*Your task*:
Substitute "text" for "staticText" in the records from the first line through the line containing "staticText: 证券 — [79, 118, 115, 141]", inclusive, and write out those lines with nothing else changed.

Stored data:
--------------------

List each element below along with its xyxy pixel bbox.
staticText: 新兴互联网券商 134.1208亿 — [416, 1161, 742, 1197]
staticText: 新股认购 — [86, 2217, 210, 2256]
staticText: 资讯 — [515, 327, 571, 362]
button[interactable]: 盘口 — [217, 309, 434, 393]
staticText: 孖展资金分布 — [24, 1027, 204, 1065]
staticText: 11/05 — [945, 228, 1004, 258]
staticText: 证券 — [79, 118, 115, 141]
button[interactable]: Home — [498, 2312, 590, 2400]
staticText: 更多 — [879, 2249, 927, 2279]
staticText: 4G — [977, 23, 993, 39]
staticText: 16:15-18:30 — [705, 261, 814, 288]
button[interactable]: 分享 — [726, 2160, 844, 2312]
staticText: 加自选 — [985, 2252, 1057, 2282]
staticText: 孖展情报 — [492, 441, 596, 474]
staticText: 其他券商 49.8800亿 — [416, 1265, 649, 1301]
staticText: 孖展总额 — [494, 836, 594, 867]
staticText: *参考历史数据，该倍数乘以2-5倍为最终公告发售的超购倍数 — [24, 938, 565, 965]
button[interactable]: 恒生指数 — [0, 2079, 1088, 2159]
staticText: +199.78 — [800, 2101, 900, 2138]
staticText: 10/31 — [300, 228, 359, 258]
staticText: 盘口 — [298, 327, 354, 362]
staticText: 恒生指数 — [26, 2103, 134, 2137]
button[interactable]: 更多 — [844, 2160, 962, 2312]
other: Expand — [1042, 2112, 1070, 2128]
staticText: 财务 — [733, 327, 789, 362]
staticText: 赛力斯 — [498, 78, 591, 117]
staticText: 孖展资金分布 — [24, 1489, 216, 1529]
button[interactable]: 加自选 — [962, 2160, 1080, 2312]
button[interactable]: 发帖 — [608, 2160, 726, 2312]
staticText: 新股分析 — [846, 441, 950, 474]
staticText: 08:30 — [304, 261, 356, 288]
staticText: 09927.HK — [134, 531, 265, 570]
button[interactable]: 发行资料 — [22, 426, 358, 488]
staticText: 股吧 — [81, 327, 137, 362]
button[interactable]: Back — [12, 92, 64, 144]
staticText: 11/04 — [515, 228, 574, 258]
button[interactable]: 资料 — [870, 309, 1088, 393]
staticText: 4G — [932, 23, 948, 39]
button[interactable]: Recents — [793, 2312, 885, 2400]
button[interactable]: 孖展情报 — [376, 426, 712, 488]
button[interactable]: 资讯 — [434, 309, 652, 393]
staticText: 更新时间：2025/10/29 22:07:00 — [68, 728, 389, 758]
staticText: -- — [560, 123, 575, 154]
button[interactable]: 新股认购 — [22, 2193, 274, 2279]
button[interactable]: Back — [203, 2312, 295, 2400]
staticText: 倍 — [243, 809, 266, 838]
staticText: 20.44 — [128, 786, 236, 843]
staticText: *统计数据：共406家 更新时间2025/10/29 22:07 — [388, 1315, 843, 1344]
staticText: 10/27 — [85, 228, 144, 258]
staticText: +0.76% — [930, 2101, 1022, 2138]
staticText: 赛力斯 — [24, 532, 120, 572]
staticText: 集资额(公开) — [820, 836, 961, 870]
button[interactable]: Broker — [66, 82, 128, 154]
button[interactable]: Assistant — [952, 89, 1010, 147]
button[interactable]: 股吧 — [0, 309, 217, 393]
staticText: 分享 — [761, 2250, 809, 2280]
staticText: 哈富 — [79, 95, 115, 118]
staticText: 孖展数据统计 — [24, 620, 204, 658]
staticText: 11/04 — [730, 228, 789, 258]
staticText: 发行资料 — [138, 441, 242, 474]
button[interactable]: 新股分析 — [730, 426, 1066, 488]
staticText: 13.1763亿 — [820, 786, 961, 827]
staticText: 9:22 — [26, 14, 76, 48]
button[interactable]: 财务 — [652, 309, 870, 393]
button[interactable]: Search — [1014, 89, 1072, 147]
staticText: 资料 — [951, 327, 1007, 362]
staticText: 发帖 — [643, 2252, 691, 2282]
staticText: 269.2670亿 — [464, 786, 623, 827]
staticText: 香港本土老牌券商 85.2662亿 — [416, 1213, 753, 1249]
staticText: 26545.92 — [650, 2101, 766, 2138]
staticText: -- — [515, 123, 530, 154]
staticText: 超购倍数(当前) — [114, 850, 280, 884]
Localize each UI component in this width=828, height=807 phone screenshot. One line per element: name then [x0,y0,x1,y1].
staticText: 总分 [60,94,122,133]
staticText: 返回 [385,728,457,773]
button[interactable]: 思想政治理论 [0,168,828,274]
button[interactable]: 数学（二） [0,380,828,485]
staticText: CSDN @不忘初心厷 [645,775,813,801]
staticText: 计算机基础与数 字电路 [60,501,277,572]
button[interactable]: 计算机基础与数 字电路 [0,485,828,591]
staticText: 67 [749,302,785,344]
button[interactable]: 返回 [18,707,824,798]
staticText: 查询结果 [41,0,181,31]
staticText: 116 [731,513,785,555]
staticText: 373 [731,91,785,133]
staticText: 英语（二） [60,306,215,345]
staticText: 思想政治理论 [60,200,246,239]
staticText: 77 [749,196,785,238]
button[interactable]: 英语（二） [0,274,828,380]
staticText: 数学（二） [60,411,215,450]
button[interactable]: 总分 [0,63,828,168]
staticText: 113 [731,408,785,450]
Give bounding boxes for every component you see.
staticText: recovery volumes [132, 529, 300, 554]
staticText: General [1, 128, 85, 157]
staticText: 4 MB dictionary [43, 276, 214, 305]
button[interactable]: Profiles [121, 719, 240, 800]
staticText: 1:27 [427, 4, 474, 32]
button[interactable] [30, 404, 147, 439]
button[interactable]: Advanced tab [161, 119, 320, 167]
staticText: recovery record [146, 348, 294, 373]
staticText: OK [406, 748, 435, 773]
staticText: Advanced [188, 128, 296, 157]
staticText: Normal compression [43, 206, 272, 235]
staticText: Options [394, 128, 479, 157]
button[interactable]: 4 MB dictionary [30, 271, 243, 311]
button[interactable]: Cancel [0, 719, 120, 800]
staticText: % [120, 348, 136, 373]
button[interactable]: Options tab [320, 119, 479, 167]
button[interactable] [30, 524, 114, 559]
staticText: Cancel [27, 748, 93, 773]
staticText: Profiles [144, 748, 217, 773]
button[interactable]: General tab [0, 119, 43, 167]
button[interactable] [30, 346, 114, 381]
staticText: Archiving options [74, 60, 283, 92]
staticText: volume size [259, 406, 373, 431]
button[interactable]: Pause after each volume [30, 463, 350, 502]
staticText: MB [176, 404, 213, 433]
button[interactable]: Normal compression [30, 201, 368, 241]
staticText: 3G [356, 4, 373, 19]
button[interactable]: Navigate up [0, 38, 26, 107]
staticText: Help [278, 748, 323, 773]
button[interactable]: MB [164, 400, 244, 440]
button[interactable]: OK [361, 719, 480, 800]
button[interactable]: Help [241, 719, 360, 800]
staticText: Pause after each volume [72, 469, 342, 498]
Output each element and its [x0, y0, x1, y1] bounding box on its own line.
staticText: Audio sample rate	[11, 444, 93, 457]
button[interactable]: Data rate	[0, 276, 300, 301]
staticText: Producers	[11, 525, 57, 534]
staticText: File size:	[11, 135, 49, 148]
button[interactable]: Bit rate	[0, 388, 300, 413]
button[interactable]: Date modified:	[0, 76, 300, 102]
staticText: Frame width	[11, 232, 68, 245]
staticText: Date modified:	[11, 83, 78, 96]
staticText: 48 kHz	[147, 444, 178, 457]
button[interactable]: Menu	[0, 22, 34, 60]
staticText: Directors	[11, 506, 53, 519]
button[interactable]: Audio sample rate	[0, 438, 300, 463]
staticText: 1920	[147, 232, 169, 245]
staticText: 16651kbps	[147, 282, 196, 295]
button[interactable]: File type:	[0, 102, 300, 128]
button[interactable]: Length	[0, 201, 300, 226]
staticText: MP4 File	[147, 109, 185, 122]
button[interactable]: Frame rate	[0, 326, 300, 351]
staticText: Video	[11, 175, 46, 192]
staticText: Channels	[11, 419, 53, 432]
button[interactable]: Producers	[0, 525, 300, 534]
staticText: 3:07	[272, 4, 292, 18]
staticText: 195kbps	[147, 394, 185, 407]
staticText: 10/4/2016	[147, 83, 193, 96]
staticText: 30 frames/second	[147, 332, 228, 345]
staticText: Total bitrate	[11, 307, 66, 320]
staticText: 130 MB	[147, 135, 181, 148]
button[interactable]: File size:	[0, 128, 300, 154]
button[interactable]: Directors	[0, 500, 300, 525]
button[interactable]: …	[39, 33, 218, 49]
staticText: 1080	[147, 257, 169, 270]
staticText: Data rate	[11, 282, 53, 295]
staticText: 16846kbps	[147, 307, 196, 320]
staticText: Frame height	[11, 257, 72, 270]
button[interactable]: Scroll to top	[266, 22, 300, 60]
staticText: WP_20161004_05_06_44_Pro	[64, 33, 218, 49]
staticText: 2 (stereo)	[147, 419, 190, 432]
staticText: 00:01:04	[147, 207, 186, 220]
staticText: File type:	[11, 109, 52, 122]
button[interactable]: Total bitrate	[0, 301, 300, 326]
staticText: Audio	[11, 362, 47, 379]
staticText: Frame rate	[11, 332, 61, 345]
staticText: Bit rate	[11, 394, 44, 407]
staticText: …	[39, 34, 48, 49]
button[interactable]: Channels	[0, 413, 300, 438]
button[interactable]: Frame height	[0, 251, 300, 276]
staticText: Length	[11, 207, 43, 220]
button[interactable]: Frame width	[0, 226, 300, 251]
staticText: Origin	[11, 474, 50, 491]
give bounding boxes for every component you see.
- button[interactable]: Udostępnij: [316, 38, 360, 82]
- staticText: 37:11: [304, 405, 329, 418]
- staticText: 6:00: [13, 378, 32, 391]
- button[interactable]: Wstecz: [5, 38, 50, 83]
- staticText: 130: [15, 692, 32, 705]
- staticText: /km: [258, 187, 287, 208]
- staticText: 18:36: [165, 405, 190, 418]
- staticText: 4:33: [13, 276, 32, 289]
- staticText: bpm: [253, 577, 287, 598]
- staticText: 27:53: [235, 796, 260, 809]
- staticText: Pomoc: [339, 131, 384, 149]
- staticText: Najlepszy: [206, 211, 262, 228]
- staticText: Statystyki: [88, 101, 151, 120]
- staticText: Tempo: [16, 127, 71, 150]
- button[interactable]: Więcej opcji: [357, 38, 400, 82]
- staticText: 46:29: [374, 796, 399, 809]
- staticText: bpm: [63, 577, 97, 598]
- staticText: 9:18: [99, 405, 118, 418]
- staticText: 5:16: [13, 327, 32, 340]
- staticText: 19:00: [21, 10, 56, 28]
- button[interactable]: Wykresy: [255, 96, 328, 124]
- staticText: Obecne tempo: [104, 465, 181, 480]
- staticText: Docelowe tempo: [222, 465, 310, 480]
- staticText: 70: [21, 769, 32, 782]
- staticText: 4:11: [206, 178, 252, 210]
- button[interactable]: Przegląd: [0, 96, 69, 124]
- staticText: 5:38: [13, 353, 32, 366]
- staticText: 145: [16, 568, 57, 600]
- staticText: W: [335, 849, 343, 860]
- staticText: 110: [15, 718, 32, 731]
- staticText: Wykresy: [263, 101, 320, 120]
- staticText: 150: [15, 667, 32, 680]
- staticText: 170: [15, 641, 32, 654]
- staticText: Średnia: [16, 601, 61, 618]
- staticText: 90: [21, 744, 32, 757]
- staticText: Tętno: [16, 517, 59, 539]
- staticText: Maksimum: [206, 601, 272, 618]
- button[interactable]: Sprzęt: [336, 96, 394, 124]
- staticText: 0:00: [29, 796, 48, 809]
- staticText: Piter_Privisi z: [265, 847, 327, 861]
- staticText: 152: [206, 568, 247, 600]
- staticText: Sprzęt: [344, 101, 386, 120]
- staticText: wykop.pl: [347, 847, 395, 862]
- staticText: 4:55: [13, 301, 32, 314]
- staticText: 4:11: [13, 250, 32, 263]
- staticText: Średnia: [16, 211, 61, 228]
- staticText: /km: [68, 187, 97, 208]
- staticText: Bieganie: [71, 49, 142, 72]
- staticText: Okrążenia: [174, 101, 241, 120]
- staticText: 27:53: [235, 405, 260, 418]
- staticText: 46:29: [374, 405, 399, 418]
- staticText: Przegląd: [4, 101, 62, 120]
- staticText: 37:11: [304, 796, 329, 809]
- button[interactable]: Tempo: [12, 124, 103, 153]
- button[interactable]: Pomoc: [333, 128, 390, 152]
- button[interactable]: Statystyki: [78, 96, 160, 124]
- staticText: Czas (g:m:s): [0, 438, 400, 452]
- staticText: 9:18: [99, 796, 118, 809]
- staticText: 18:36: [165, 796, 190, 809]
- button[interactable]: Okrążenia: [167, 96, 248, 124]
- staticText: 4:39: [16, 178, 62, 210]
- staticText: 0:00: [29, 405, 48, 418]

--------------------

*Solution for this task*:
List each element below along with its xyxy pixel bbox.
text: 新兴互联网券商 134.1208亿 — [416, 1161, 742, 1197]
text: 新股认购 — [86, 2217, 210, 2256]
text: 资讯 — [515, 327, 571, 362]
button[interactable]: 盘口 — [217, 309, 434, 393]
text: 孖展资金分布 — [24, 1027, 204, 1065]
text: 11/05 — [945, 228, 1004, 258]
text: 证券 — [79, 118, 115, 141]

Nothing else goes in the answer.